• [Task description]:
Wherever the word "reverence" appears in the entries, copy the whole line.

++++++++

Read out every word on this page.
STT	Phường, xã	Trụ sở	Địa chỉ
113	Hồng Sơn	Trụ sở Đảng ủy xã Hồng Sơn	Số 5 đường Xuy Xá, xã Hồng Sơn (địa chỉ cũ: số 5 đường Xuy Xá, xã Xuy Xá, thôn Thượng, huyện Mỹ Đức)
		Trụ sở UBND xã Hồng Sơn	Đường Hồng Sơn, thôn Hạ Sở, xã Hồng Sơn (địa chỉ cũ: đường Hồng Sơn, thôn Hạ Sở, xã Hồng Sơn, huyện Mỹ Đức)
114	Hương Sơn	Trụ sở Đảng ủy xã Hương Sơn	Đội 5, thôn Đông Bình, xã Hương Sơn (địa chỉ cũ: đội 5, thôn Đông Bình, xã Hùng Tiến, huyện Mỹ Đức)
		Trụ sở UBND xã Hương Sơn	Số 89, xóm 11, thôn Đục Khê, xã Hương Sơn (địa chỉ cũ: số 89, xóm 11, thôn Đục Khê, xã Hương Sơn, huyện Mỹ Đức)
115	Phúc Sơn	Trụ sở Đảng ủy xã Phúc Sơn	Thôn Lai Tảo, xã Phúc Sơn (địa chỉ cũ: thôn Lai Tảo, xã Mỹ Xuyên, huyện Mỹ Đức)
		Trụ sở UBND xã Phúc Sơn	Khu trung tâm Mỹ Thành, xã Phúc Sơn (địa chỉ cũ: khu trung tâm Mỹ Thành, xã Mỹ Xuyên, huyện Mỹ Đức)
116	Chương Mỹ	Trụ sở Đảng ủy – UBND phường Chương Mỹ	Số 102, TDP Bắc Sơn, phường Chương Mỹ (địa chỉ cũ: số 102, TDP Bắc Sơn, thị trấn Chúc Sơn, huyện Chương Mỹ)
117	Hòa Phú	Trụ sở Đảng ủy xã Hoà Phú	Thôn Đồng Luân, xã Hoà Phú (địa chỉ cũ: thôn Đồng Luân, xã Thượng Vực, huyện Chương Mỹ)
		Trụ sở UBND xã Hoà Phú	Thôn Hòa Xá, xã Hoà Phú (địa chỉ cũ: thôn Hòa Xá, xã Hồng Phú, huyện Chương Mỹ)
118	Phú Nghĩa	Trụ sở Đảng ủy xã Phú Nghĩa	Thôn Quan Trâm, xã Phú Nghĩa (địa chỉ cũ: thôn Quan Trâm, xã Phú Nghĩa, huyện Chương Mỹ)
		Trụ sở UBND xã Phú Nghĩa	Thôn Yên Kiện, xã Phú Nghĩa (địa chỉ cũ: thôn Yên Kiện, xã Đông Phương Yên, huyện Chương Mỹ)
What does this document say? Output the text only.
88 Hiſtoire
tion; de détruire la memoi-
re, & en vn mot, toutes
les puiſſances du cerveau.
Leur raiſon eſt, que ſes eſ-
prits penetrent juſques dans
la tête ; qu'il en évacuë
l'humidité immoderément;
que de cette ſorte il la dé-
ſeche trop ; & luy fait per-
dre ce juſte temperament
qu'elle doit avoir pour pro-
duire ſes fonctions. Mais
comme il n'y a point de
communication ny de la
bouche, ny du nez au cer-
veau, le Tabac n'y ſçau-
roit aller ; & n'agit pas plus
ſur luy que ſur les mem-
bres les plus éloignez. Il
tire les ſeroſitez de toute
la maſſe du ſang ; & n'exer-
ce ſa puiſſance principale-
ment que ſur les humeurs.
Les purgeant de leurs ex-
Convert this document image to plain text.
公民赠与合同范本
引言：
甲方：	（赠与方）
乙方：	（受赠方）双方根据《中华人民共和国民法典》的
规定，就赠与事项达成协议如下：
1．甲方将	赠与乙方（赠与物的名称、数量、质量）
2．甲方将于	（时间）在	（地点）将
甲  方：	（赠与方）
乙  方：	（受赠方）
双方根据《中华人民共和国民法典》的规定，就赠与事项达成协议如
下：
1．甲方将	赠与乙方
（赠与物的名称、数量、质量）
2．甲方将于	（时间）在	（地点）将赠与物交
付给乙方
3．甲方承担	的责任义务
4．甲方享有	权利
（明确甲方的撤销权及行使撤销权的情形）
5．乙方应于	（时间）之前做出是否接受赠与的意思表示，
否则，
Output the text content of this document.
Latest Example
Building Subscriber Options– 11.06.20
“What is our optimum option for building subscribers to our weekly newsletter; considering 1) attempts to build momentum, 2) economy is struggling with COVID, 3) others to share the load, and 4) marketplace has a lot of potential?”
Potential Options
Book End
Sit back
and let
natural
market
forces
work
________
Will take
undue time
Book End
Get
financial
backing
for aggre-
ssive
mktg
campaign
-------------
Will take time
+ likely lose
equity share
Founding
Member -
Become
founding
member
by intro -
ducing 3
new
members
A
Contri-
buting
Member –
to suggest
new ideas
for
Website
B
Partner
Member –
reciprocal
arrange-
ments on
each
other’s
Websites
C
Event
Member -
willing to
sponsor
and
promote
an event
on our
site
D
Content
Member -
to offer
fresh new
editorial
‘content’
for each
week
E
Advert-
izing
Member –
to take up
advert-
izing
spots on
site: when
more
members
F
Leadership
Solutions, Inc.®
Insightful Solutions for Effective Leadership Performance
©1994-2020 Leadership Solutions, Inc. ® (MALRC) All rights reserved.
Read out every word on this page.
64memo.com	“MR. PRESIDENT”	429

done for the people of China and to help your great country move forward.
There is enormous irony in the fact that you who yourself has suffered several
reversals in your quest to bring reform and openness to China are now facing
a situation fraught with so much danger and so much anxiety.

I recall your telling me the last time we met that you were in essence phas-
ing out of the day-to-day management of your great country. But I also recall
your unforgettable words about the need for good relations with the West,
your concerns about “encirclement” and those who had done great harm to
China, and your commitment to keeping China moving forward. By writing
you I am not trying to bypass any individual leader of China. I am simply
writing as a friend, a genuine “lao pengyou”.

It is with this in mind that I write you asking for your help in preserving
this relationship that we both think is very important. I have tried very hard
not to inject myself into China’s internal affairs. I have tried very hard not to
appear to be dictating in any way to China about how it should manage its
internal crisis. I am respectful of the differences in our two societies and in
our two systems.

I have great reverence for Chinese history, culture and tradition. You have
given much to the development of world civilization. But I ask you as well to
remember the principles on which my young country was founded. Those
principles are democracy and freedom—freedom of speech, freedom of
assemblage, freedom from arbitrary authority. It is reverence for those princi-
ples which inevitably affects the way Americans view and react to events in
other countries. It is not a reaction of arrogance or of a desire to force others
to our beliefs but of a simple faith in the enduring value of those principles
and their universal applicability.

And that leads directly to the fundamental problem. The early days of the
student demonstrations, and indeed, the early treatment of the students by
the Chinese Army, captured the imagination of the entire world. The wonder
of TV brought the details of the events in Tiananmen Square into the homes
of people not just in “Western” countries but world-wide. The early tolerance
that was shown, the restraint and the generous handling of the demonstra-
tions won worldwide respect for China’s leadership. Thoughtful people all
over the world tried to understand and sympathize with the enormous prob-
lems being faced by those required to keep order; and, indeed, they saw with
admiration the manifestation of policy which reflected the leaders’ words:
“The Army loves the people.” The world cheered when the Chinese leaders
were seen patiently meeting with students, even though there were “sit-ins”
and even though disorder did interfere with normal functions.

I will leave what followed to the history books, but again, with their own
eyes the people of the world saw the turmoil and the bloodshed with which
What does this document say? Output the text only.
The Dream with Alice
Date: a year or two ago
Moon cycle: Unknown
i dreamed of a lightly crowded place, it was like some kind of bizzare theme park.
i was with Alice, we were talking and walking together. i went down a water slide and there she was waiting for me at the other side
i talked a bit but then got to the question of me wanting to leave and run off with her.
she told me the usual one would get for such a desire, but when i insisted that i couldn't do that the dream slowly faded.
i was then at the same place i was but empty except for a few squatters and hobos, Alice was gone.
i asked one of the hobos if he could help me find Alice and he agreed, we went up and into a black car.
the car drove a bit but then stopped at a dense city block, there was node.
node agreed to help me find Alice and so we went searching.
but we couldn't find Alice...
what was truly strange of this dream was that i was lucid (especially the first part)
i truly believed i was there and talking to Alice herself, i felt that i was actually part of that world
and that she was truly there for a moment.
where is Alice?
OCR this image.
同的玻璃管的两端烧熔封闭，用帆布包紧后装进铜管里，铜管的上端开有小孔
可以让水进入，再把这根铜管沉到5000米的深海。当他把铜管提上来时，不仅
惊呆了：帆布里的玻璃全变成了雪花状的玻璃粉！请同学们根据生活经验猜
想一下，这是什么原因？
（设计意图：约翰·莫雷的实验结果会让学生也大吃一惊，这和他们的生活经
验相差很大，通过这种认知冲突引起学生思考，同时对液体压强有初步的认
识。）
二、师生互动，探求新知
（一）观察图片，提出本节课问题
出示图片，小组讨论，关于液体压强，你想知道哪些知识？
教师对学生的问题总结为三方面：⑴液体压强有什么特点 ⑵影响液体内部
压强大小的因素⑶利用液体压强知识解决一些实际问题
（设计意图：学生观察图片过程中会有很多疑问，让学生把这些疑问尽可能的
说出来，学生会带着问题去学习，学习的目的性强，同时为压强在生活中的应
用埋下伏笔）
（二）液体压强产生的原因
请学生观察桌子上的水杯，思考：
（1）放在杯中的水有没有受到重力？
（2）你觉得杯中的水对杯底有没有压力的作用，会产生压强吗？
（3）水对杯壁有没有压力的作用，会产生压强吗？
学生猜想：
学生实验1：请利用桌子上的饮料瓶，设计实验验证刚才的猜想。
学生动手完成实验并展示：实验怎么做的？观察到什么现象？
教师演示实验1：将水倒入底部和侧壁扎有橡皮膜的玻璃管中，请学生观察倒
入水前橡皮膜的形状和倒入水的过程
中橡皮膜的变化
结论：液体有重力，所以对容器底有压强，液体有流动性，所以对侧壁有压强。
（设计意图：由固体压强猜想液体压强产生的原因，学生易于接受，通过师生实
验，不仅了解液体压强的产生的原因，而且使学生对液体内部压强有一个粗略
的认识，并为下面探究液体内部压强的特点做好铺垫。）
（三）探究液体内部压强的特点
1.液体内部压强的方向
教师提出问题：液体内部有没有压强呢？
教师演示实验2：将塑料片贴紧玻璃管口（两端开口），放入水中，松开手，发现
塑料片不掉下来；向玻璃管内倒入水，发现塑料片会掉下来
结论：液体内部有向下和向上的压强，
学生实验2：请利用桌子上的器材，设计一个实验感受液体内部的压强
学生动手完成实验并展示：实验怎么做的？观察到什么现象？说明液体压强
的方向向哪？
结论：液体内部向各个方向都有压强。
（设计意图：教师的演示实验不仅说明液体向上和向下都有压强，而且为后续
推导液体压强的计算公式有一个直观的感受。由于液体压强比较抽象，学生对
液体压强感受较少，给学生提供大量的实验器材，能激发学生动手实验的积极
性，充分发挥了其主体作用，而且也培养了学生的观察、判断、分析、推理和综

++++++++

• [Solution below]:
I have great reverence for Chinese history, culture and tradition. You have
assemblage, freedom from arbitrary authority. It is reverence for those princi-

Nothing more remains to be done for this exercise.